### TO BE DONE:
In the data below, find every line with the string "name" and pull it out.

### SUPPLIED ENTRIES:
Begin

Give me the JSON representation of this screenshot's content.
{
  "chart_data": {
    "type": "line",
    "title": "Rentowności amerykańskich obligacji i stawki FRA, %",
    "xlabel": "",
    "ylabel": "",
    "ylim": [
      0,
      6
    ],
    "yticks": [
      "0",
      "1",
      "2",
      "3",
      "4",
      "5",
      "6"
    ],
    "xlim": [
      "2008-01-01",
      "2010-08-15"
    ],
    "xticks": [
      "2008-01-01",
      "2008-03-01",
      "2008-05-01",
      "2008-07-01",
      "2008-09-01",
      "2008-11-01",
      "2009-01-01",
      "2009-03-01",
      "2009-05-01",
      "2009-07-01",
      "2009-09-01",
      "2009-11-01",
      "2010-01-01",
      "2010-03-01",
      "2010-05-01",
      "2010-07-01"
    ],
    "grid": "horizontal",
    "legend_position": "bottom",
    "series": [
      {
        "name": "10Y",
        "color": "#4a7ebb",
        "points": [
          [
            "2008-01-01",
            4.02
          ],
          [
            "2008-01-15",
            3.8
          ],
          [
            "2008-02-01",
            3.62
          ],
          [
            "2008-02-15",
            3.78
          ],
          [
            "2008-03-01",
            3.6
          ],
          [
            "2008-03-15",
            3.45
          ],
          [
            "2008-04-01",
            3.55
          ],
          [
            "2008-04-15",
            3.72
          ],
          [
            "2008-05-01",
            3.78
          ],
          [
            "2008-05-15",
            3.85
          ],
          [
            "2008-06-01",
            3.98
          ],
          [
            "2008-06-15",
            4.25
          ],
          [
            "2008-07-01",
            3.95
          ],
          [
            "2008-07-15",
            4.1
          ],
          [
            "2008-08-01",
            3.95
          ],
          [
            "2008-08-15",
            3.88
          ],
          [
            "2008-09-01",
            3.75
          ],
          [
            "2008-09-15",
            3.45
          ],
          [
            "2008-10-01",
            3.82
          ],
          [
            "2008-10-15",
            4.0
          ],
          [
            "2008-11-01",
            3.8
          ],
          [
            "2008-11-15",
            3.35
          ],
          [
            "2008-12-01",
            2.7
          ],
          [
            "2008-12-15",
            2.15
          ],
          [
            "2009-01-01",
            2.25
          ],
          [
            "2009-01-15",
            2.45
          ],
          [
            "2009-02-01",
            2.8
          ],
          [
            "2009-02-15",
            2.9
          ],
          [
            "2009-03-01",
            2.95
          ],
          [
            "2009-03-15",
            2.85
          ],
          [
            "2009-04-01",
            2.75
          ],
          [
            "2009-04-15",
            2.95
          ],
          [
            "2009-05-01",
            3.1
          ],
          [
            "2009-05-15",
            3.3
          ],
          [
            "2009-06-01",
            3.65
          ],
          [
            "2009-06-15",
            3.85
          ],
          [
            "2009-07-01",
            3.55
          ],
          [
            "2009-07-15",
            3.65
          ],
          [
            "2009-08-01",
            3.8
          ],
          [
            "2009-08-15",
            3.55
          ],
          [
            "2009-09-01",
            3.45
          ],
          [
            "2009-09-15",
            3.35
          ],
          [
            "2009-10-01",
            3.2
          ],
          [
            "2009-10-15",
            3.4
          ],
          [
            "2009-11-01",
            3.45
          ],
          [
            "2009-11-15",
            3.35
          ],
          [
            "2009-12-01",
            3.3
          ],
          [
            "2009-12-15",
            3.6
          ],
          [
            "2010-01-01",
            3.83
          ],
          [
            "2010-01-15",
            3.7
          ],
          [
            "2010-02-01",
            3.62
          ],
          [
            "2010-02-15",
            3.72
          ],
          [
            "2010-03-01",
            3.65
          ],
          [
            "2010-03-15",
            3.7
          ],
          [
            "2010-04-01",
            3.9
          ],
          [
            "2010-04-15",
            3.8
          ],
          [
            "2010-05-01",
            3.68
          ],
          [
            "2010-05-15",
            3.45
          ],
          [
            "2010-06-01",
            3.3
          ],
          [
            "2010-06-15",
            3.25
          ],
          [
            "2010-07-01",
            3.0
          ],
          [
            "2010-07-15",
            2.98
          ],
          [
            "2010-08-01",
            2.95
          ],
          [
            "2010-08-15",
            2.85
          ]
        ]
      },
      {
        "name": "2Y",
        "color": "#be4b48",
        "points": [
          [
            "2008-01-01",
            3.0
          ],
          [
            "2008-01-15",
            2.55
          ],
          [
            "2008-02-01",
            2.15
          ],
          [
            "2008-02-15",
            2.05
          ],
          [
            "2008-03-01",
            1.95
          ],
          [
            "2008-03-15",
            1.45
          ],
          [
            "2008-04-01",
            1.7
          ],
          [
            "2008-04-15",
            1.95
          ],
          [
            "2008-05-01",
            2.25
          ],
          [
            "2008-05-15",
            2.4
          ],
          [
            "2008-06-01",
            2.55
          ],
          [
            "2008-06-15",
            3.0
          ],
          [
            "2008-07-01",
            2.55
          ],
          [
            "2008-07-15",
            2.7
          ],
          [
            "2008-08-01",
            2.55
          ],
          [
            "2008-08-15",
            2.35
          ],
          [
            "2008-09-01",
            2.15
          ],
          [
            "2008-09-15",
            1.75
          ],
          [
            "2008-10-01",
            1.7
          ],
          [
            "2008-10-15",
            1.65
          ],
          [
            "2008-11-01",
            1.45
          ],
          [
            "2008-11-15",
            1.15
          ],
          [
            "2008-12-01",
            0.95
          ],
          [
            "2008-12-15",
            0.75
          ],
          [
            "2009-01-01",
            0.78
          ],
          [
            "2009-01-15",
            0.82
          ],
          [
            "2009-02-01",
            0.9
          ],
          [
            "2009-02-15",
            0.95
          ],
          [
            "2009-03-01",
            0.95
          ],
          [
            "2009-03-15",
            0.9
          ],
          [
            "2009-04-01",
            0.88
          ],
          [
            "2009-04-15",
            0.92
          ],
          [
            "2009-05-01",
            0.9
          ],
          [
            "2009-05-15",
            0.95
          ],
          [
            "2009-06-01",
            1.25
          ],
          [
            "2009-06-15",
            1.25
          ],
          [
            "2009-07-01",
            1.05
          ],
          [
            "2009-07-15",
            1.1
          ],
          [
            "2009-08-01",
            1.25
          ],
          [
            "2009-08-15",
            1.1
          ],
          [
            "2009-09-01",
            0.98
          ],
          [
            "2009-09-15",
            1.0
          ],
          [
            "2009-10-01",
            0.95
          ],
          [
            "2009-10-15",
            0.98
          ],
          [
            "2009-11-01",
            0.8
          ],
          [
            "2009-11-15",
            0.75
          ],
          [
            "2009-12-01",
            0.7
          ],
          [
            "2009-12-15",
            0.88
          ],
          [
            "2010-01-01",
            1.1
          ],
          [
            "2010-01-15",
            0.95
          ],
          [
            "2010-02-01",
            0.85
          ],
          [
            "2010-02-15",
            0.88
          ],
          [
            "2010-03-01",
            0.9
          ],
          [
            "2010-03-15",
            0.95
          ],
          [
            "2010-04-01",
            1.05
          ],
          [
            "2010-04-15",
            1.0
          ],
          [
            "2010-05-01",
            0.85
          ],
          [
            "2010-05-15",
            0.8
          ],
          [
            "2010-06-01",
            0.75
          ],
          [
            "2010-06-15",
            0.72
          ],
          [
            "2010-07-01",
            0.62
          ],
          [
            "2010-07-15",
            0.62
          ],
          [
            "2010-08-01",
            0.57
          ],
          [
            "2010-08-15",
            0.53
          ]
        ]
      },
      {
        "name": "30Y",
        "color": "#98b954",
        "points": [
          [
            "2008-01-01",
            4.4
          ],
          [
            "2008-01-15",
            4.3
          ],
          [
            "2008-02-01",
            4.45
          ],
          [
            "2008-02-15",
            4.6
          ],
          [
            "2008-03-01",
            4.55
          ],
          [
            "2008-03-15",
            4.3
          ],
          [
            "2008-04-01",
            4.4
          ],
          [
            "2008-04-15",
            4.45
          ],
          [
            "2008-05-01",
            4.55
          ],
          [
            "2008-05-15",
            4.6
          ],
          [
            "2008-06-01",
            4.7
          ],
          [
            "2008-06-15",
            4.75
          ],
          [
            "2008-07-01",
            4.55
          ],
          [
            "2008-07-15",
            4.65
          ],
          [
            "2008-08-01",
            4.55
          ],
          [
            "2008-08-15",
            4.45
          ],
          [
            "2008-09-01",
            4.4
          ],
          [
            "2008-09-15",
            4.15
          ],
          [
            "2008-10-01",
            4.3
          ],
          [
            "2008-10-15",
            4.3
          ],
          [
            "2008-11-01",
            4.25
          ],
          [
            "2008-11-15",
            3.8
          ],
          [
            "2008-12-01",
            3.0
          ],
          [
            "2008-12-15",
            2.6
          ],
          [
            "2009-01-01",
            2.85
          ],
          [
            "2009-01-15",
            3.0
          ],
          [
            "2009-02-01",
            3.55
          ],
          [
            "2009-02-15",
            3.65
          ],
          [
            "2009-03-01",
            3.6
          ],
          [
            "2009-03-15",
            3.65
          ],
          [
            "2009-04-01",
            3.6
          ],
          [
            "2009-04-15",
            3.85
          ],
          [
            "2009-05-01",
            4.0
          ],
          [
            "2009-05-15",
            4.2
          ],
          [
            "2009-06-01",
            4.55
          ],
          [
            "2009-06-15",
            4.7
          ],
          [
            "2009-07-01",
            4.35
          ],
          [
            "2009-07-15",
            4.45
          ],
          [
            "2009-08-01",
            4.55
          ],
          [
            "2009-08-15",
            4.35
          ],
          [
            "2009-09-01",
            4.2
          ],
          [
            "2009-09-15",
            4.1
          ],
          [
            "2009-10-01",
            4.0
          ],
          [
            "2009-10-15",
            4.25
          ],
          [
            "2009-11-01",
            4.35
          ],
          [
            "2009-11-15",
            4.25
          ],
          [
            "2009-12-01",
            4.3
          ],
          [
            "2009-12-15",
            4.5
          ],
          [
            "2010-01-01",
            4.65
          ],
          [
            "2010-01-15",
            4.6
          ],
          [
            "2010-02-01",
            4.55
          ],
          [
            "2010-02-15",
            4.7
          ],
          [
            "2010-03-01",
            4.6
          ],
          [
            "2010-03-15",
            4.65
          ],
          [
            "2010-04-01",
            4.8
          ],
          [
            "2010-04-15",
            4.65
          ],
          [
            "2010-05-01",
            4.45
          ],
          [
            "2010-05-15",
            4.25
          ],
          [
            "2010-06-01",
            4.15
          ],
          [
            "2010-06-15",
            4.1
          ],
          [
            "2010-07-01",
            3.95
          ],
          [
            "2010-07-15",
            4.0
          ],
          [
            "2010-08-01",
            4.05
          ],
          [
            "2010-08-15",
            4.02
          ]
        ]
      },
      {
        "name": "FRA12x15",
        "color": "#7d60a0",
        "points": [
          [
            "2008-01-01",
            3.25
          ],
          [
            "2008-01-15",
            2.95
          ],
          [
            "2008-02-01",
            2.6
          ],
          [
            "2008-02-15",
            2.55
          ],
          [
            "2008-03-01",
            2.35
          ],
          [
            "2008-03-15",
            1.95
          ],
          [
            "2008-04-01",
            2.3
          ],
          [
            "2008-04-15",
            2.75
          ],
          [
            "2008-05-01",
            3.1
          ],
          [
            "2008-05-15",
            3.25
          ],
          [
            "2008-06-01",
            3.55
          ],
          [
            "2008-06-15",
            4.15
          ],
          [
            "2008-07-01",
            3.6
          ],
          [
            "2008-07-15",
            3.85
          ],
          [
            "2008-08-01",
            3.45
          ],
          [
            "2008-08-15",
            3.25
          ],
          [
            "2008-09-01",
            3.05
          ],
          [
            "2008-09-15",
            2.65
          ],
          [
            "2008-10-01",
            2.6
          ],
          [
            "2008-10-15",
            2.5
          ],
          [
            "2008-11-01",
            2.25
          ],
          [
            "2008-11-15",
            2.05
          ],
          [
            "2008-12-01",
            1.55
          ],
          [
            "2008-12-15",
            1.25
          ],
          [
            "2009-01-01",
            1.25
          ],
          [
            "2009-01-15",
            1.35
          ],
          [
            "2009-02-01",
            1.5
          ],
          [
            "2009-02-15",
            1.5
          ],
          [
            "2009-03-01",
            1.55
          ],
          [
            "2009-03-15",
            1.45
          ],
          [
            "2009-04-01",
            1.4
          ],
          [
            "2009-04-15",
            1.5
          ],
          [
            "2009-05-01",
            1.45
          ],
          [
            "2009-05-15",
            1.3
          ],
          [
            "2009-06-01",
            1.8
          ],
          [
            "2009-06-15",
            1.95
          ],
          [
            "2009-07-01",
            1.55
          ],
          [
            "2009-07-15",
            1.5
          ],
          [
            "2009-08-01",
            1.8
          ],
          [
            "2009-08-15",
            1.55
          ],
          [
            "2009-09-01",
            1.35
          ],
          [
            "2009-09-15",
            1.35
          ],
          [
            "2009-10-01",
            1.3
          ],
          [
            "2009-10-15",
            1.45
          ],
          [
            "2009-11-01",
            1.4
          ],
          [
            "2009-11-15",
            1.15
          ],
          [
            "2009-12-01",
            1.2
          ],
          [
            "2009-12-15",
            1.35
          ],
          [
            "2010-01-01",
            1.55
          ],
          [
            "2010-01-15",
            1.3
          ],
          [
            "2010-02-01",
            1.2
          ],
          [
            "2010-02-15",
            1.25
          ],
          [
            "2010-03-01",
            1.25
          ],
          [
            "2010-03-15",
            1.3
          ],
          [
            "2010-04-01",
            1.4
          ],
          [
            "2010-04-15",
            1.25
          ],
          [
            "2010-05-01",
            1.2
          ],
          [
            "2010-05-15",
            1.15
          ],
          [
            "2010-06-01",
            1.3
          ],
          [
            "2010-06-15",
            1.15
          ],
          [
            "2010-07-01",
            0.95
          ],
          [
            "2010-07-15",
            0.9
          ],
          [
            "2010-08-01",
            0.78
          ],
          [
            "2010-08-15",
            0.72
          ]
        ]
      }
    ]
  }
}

End

### EXERCISE RESULT:
        "name": "10Y",
        "name": "2Y",
        "name": "30Y",
        "name": "FRA12x15",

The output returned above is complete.